▼▼▼

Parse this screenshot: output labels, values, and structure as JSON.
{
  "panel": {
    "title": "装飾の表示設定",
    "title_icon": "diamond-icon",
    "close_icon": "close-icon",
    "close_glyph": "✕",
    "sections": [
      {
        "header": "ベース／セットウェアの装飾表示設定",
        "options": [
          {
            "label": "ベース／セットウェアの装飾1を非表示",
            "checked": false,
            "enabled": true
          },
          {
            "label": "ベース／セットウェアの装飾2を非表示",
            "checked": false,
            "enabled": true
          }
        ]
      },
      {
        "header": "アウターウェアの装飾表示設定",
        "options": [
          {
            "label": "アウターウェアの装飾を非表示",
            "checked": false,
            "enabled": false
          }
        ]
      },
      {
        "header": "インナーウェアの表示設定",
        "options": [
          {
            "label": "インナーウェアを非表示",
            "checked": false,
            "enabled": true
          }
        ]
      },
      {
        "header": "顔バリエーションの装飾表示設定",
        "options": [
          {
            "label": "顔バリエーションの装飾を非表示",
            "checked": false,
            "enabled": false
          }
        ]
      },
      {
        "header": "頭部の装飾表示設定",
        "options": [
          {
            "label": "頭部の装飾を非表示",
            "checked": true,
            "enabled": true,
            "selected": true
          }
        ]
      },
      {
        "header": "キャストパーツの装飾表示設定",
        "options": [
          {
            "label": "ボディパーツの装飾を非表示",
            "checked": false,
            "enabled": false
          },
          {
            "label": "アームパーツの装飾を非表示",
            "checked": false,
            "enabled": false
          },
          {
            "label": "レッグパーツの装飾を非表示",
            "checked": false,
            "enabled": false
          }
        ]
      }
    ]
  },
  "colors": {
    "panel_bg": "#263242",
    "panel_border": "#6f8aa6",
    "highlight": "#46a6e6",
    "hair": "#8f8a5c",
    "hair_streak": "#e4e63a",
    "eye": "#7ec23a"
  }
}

▲▲▲

■ **What needs to be done**: Your task is to output the full set of records exactly as presented.

■ **Response to this exercise**:
Parse this screenshot: output labels, values, and structure as JSON.
{
  "panel": {
    "title": "装飾の表示設定",
    "title_icon": "diamond-icon",
    "close_icon": "close-icon",
    "close_glyph": "✕",
    "sections": [
      {
        "header": "ベース／セットウェアの装飾表示設定",
        "options": [
          {
            "label": "ベース／セットウェアの装飾1を非表示",
            "checked": false,
            "enabled": true
          },
          {
            "label": "ベース／セットウェアの装飾2を非表示",
            "checked": false,
            "enabled": true
          }
        ]
      },
      {
        "header": "アウターウェアの装飾表示設定",
        "options": [
          {
            "label": "アウターウェアの装飾を非表示",
            "checked": false,
            "enabled": false
          }
        ]
      },
      {
        "header": "インナーウェアの表示設定",
        "options": [
          {
            "label": "インナーウェアを非表示",
            "checked": false,
            "enabled": true
          }
        ]
      },
      {
        "header": "顔バリエーションの装飾表示設定",
        "options": [
          {
            "label": "顔バリエーションの装飾を非表示",
            "checked": false,
            "enabled": false
          }
        ]
      },
      {
        "header": "頭部の装飾表示設定",
        "options": [
          {
            "label": "頭部の装飾を非表示",
            "checked": true,
            "enabled": true,
            "selected": true
          }
        ]
      },
      {
        "header": "キャストパーツの装飾表示設定",
        "options": [
          {
            "label": "ボディパーツの装飾を非表示",
            "checked": false,
            "enabled": false
          },
          {
            "label": "アームパーツの装飾を非表示",
            "checked": false,
            "enabled": false
          },
          {
            "label": "レッグパーツの装飾を非表示",
            "checked": false,
            "enabled": false
          }
        ]
      }
    ]
  },
  "colors": {
    "panel_bg": "#263242",
    "panel_border": "#6f8aa6",
    "highlight": "#46a6e6",
    "hair": "#8f8a5c",
    "hair_streak": "#e4e63a",
    "eye": "#7ec23a"
  }
}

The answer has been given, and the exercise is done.